Show all lines from the data that include the word "this".

_ _ _ _ _ _ _

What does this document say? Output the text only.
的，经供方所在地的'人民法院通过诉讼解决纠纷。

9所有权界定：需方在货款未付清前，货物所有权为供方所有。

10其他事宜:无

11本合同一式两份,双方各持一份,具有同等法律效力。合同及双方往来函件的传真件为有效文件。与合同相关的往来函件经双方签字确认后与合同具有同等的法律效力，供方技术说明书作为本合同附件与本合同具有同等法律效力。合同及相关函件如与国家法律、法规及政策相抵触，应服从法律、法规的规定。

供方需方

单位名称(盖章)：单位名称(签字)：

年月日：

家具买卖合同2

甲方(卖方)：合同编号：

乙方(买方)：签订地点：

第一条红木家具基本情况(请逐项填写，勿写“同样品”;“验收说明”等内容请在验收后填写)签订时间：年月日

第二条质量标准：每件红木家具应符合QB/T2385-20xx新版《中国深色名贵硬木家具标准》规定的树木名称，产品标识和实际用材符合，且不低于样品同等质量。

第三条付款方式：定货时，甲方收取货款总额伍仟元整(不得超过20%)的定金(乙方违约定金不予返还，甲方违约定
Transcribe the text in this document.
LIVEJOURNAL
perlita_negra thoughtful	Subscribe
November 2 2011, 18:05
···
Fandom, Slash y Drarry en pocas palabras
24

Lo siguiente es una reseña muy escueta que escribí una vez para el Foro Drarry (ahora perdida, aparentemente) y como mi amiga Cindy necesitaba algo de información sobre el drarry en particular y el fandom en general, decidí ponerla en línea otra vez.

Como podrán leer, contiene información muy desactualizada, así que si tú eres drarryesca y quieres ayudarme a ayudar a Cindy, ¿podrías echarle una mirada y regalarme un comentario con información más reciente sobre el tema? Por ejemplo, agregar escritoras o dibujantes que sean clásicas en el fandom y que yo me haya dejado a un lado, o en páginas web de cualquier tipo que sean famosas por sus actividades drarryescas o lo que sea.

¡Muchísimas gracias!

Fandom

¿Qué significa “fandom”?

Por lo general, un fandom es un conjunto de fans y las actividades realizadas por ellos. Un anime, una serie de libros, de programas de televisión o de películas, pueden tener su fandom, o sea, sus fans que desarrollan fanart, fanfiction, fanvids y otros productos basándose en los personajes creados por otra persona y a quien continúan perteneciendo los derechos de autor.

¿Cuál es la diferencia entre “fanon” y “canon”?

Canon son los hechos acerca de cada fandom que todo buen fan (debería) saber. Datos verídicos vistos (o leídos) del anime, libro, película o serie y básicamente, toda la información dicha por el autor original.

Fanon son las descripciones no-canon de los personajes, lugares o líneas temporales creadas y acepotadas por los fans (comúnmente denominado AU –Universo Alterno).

_ _ _ _ _ _ _

▶ [SOLUTION BELOW]:
What does this document say? Output the text only.
Transcribe the text in this document.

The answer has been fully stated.